QUOTED PASSAGE:
---+---

Skip to content

Adam Chalmers

What are Rust's HTTP extensions?

I learned about extensions when reading the hyper docs. But they also pop up in lots of other Rust web libraries, like http, tonic, and actix-web. So they must be really useful, if so many libraries offer them. But I personally had no idea what they were or how to use them. Today I'm going to explain what extensions really are (a set of values, keyed by type), and how you can use them to pass data between different parts of your web servers (e.g. middleware, routers, and handler functions). I'll give you a real-world example from the gRPC server I'm building at my job.

By the way, this blog post assumes a little familiarity with Tonic, a gRPC library. If you've never used Tonic, maybe read their excellent tutorial first.

What are extensions?

Extensions come from the http crate. http::Extensions get wrapped by tonic, actix-web, hyper etc, because all those libraries are built on the http crate. There are two ways to think about what the Extensions type is:

  • It's a set of values, where no two values can have the same type.
  • It's a map, where each key is a type, and each key's value is a value of that type.

These two descriptions are totally equivalent, so use whichever one is more intuitive to you.

---+---

DATA PROVIDED:
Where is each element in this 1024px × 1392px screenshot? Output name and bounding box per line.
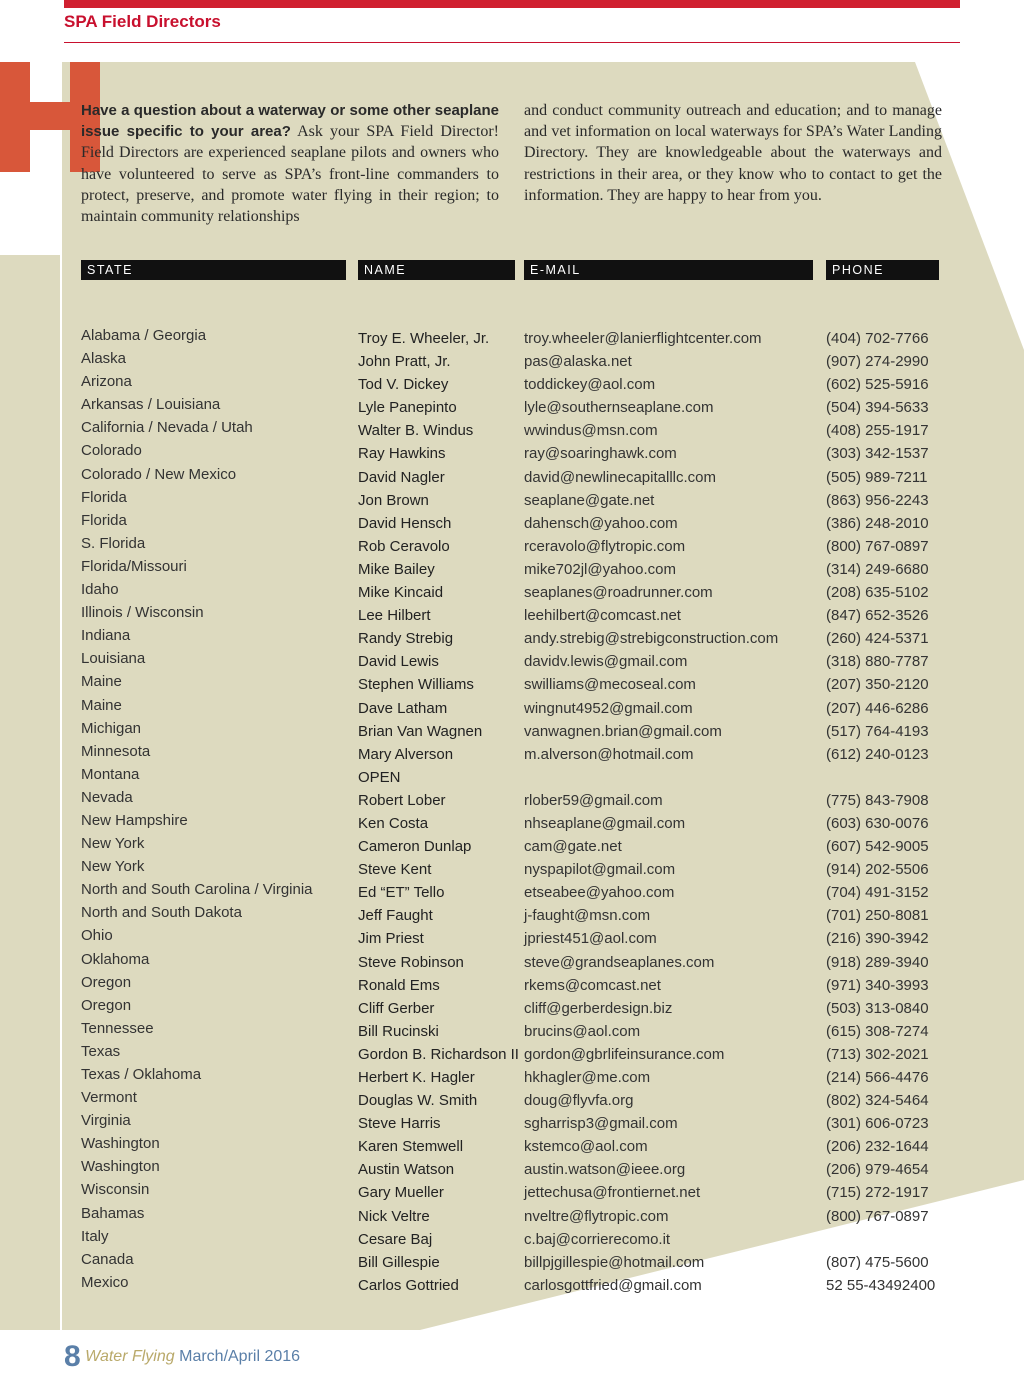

---+---

EXERCISE INSTRUCTIONS:
1: In the Rust HTTP extensions post, which crate do extensions come from?
2: Transcribe the Rust HTTP extensions post starting with "Skip to content" and going on through "excellent tutorial first.".
3: Go on with the Rust HTTP extensions post from its last sentence.

OUTPUTS IN ORDER:
1: The http crate.

2:
Skip to content

Adam Chalmers

What are Rust's HTTP extensions?

I learned about extensions when reading the hyper docs. But they also pop up in lots of other Rust web libraries, like http, tonic, and actix-web. So they must be really useful, if so many libraries offer them. But I personally had no idea what they were or how to use them. Today I'm going to explain what extensions really are (a set of values, keyed by type), and how you can use them to pass data between different parts of your web servers (e.g. middleware, routers, and handler functions). I'll give you a real-world example from the gRPC server I'm building at my job.

By the way, this blog post assumes a little familiarity with Tonic, a gRPC library. If you've never used Tonic, maybe read their excellent tutorial first.

3:
Like normal Rust maps/sets, there's an insert and get operation. But unlike normal maps/sets, these methods don't have a key:

/// Insert a type into this Extensions.
/// If a extension of this type already existed, it will be returned.
fn insert<T: Send + Sync + 'static>(&mut self, val: T) -> Option<T>

/// Get a reference to a type previously inserted on this Extensions.
fn get<T: Send + Sync + 'static>(&self) -> Option<&T>

Why don't they have a key? Remember that Extensions can only hold one value for a particular type. So if the Rust compiler knows what type you're inserting and getting, then it knows how to find the value.

use http::Extensions;
fn main() {
    let mut ext = Extensions::new();
    let value_in: i32 = 5;
    ext.insert(value_in);
    let value_out: &i32 = ext.get().unwrap();
    assert_eq!(&value_in, value_out)
}

Under the hood, this is implemented using a HashMap, where the keys are TypeIds and the values are Anys -- see the http source if you want to learn more. It's actually very straightforward.

OK, so, Extensions are from the http crate, and they're just a set of values from many types. Why is that useful for web servers?

Solving problems with extensions

Passing extra information to handlers

A handler function is some function that accepts a request and returns a response. This definition is a little abstract, because there are handlers in all sorts of protocols -- HTTP, gRPC, your own custom protocol -- and each protocol has several different libraries. So every library/protocol combination represents handlers slightly differently. Sometimes they're synchronous, sometimes they're async, sometimes they're methods, sometimes they're functions. Abstract concept, lots of different ways to make it concrete.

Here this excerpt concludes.